WORK TO BE COMPLETED: Set down each record exactly as written.

* Begin WORKING DATA *

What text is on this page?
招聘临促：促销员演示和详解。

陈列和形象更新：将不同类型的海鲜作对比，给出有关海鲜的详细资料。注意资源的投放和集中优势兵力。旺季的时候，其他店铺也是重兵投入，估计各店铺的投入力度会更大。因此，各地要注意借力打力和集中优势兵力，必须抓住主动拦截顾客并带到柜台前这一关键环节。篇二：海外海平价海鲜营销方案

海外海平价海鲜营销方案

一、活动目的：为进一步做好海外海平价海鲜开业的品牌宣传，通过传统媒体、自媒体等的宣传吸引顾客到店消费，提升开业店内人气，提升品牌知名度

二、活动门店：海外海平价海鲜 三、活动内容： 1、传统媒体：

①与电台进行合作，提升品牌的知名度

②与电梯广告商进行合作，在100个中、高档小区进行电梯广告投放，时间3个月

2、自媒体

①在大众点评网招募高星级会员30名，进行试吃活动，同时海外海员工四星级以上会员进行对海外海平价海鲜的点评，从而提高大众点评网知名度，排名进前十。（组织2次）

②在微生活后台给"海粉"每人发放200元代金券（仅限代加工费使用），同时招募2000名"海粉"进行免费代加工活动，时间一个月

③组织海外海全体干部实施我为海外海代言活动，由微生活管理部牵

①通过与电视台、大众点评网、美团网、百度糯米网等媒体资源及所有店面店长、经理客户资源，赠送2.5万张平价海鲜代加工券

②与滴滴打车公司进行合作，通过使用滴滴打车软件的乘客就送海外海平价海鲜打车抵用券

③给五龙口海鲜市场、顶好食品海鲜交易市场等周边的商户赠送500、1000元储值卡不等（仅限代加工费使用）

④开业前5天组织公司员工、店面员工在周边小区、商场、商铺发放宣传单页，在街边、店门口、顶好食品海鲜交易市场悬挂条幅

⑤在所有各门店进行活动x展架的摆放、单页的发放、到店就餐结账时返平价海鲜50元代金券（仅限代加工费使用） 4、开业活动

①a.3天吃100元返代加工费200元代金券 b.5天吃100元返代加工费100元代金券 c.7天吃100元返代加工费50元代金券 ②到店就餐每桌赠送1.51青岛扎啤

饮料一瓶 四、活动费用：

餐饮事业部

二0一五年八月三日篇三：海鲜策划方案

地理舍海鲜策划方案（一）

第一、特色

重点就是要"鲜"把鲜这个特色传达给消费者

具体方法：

* End WORKING DATA *

ANSWER TO THE PROBLEM:
What text is on this page?
招聘临促：促销员演示和详解。

陈列和形象更新：将不同类型的海鲜作对比，给出有关海鲜的详细资料。注意资源的投放和集中优势兵力。旺季的时候，其他店铺也是重兵投入，估计各店铺的投入力度会更大。因此，各地要注意借力打力和集中优势兵力，必须抓住主动拦截顾客并带到柜台前这一关键环节。篇二：海外海平价海鲜营销方案

海外海平价海鲜营销方案

一、活动目的：为进一步做好海外海平价海鲜开业的品牌宣传，通过传统媒体、自媒体等的宣传吸引顾客到店消费，提升开业店内人气，提升品牌知名度

二、活动门店：海外海平价海鲜 三、活动内容： 1、传统媒体：

①与电台进行合作，提升品牌的知名度

②与电梯广告商进行合作，在100个中、高档小区进行电梯广告投放，时间3个月

2、自媒体

①在大众点评网招募高星级会员30名，进行试吃活动，同时海外海员工四星级以上会员进行对海外海平价海鲜的点评，从而提高大众点评网知名度，排名进前十。（组织2次）

②在微生活后台给"海粉"每人发放200元代金券（仅限代加工费使用），同时招募2000名"海粉"进行免费代加工活动，时间一个月

③组织海外海全体干部实施我为海外海代言活动，由微生活管理部牵

①通过与电视台、大众点评网、美团网、百度糯米网等媒体资源及所有店面店长、经理客户资源，赠送2.5万张平价海鲜代加工券

②与滴滴打车公司进行合作，通过使用滴滴打车软件的乘客就送海外海平价海鲜打车抵用券

③给五龙口海鲜市场、顶好食品海鲜交易市场等周边的商户赠送500、1000元储值卡不等（仅限代加工费使用）

④开业前5天组织公司员工、店面员工在周边小区、商场、商铺发放宣传单页，在街边、店门口、顶好食品海鲜交易市场悬挂条幅

⑤在所有各门店进行活动x展架的摆放、单页的发放、到店就餐结账时返平价海鲜50元代金券（仅限代加工费使用） 4、开业活动

①a.3天吃100元返代加工费200元代金券 b.5天吃100元返代加工费100元代金券 c.7天吃100元返代加工费50元代金券 ②到店就餐每桌赠送1.51青岛扎啤

饮料一瓶 四、活动费用：

餐饮事业部

二0一五年八月三日篇三：海鲜策划方案

地理舍海鲜策划方案（一）

第一、特色

重点就是要"鲜"把鲜这个特色传达给消费者

具体方法：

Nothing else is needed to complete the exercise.